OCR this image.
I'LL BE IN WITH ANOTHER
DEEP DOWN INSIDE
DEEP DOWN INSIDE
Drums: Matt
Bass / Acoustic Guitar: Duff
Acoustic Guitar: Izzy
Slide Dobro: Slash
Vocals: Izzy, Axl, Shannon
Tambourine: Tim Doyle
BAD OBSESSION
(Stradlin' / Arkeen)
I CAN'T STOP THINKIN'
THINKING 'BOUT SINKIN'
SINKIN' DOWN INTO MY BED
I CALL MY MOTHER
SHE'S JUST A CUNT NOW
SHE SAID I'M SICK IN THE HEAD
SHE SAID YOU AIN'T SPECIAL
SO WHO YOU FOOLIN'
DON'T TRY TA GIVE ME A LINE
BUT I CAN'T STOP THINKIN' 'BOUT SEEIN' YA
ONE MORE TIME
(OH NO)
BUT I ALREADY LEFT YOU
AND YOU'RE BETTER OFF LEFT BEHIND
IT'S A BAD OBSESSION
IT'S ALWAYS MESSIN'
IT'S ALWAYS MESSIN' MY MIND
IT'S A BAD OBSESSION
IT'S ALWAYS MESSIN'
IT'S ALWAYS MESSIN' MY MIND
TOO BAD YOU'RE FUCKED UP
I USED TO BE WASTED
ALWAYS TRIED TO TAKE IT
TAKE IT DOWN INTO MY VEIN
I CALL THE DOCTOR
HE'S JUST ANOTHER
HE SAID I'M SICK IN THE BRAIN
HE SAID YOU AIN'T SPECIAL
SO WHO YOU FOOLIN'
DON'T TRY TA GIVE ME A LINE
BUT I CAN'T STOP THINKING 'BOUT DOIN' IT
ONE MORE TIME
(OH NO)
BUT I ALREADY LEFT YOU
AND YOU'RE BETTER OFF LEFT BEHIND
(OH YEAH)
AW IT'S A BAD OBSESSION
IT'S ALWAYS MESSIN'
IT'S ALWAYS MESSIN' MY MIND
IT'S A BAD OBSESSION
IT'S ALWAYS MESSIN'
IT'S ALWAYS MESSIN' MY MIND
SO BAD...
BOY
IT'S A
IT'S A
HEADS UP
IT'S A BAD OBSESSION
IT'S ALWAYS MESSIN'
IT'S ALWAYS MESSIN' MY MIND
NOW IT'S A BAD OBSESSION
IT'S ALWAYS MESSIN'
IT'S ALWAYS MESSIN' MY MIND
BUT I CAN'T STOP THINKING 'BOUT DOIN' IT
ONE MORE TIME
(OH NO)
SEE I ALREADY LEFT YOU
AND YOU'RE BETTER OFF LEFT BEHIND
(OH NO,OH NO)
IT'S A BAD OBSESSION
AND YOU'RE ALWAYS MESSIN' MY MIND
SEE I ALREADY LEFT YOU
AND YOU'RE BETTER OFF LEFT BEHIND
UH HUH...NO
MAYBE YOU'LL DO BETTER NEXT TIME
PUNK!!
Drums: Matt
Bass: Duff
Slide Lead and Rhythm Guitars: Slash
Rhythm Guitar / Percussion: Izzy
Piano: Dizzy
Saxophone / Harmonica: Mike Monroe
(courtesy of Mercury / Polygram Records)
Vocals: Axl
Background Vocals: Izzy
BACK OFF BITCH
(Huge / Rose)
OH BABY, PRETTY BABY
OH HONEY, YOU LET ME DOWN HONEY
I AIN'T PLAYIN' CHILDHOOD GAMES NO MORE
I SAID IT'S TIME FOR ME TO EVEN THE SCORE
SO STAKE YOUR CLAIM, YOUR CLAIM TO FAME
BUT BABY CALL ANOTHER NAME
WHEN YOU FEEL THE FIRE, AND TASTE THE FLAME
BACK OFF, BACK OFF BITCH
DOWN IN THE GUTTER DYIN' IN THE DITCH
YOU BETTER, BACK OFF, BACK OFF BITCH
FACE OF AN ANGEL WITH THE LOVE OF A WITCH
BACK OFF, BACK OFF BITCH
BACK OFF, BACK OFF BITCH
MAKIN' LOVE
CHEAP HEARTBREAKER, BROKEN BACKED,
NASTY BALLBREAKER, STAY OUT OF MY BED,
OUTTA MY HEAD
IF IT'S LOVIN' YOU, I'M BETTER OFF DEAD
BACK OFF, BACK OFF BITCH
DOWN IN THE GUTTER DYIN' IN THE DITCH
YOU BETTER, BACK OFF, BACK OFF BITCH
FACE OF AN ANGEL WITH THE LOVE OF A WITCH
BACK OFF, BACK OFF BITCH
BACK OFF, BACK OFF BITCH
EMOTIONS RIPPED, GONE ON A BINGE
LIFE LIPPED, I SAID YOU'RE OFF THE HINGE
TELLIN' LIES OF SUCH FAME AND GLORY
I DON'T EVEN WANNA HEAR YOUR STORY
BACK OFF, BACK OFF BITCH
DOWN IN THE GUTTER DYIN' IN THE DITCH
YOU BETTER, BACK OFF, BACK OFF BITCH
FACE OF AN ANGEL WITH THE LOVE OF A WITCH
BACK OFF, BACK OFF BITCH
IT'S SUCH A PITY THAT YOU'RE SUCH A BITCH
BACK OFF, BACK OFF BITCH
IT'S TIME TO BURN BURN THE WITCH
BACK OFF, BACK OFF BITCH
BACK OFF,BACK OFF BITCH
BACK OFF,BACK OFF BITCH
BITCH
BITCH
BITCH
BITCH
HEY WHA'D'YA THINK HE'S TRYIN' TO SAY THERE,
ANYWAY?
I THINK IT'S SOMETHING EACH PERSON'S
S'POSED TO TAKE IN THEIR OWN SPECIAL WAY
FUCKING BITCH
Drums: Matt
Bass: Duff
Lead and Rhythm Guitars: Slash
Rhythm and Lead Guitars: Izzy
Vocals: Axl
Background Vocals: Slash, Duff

=-=-=

» SHORT PROBLEM
Out of the records, collect only those lines that contain the string "Lead".

» THE REPLY
Slide Lead and Rhythm Guitars: Slash
Lead and Rhythm Guitars: Slash
Rhythm and Lead Guitars: Izzy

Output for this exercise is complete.